• _Description of the task_
Note each line of the listing that contains the string "text", and copy it.

━━━━━━

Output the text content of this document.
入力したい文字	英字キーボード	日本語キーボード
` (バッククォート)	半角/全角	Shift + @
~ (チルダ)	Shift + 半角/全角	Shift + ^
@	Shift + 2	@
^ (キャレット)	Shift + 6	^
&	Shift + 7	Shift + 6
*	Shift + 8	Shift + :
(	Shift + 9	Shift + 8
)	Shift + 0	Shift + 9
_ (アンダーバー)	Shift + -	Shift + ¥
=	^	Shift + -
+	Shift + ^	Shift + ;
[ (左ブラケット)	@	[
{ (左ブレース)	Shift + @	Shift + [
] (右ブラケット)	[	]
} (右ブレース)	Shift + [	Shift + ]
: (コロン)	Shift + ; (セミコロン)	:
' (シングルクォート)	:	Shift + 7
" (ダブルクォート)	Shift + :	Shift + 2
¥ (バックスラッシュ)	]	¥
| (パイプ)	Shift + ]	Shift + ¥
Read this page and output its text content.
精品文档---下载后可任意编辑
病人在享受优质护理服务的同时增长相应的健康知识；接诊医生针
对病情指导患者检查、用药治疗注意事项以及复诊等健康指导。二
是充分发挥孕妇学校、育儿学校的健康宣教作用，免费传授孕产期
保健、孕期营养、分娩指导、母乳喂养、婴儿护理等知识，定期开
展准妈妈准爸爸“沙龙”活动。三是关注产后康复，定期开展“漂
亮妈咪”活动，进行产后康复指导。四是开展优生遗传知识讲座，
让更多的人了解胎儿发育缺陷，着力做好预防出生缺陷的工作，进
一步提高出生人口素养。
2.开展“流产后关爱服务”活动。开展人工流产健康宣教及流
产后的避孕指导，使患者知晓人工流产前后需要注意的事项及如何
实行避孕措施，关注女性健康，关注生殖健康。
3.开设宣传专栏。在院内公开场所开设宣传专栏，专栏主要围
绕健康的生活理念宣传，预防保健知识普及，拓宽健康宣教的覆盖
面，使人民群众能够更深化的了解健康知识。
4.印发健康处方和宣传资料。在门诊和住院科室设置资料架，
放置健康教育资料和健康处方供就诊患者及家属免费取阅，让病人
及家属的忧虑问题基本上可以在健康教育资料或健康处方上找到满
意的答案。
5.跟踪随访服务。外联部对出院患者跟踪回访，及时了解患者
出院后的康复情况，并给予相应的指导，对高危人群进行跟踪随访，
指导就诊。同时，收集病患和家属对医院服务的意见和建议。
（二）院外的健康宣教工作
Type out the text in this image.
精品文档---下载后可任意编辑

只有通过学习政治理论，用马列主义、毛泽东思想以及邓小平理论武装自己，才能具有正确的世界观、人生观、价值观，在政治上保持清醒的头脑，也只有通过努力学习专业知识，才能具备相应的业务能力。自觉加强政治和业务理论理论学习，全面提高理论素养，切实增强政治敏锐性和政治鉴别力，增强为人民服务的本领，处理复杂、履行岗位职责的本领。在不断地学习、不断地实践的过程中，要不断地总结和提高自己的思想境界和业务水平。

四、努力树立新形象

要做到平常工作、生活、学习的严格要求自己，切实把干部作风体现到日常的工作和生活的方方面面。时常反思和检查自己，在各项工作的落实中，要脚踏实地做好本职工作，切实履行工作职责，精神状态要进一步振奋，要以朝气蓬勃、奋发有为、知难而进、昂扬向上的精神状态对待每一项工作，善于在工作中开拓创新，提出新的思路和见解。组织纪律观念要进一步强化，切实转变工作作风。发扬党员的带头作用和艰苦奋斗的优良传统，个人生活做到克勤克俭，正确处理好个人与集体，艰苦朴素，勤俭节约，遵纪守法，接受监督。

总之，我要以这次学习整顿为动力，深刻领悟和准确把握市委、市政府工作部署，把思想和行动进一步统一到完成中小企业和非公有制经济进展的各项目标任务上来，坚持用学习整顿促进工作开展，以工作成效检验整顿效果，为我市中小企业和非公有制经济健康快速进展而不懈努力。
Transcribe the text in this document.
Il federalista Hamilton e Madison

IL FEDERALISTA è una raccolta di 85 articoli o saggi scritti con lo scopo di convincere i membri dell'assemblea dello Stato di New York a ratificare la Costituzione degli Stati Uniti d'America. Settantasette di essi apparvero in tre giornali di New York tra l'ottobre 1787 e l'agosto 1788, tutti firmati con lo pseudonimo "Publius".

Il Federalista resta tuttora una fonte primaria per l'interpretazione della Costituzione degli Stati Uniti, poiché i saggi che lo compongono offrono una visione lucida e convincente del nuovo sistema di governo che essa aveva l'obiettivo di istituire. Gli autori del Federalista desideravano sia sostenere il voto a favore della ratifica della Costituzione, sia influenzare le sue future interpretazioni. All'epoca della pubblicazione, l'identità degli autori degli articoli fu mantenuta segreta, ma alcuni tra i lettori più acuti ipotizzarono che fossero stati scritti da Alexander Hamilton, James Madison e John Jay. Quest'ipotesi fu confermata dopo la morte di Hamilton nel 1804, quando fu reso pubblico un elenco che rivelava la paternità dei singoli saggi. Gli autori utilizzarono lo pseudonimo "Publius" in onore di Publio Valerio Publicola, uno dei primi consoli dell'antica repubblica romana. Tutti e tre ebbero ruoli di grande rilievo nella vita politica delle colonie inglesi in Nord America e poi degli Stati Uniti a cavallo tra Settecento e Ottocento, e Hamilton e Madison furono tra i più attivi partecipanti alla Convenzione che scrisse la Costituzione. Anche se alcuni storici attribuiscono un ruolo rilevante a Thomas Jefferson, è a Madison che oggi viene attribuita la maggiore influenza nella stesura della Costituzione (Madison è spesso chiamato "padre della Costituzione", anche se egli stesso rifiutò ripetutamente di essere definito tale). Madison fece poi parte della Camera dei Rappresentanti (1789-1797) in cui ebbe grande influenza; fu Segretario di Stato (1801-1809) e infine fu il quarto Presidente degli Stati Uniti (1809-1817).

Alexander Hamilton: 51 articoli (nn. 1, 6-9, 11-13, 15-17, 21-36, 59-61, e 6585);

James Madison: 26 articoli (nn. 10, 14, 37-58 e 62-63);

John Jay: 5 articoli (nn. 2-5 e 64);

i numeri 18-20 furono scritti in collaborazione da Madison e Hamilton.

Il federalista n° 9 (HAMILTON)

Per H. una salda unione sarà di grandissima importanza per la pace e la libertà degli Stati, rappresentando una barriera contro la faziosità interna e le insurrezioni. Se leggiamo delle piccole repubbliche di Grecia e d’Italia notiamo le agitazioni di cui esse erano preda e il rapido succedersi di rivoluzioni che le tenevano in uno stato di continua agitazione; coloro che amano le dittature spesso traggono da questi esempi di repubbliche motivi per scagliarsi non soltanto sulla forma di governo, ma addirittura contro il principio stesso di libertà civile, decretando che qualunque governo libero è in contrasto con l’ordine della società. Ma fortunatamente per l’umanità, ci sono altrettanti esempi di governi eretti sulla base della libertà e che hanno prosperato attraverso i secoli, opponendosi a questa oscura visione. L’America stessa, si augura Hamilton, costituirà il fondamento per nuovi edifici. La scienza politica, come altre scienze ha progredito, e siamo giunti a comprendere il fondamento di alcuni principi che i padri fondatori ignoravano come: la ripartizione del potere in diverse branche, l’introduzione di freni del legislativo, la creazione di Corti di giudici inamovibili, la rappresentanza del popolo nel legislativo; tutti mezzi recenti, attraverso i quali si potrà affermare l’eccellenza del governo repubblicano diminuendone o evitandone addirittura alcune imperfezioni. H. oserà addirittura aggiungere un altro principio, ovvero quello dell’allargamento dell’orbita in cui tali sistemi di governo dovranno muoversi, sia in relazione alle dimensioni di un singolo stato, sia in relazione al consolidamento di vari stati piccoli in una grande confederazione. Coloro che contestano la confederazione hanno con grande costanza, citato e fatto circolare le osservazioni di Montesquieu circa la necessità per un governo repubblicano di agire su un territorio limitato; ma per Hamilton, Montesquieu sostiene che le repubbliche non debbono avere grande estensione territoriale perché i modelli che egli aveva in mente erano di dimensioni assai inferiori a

━━━━━━

• _Complete output_
Output the text content of this document.
Read this page and output its text content.
Type out the text in this image.
Transcribe the text in this document.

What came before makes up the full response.